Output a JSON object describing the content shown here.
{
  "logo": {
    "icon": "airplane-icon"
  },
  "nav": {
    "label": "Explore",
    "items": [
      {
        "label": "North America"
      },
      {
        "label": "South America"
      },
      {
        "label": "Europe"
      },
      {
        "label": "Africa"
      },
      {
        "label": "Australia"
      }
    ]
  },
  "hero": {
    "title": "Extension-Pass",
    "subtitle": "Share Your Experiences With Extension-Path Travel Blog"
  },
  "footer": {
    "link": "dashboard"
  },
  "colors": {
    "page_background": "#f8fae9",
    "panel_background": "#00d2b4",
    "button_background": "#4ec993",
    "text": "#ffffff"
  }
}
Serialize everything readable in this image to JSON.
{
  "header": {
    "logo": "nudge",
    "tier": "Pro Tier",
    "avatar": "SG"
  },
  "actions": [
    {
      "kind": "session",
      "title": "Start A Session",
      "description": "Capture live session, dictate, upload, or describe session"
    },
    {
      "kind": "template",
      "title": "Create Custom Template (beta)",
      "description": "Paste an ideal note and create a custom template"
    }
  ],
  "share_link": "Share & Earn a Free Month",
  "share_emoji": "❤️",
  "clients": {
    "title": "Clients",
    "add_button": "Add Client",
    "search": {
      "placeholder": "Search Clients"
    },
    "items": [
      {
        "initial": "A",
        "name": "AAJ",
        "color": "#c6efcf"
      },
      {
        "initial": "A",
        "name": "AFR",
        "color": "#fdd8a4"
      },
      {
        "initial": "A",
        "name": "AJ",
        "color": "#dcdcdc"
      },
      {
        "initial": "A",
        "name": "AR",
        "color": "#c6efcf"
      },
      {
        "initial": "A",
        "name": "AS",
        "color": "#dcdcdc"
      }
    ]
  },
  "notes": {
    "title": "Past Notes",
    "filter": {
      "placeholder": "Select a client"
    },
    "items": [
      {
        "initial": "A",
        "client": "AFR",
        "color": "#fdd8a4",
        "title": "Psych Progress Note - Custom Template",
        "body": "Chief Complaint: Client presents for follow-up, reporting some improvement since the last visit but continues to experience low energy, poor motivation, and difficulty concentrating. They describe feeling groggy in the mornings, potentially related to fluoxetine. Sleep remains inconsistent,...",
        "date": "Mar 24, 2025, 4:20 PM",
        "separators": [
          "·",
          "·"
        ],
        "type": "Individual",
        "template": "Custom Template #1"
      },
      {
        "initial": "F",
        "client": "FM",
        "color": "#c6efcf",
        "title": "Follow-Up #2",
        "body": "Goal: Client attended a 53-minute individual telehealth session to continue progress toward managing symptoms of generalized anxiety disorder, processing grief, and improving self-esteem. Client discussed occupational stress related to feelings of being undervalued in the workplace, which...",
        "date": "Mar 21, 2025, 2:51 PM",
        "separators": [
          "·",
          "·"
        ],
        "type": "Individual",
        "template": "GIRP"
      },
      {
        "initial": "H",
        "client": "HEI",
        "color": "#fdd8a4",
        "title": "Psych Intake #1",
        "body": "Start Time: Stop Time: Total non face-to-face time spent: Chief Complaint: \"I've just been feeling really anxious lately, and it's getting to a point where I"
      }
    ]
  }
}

*Aim*: Identify each line containing the string "America" and copy it out.

*Result of this task*:
        "label": "North America"
        "label": "South America"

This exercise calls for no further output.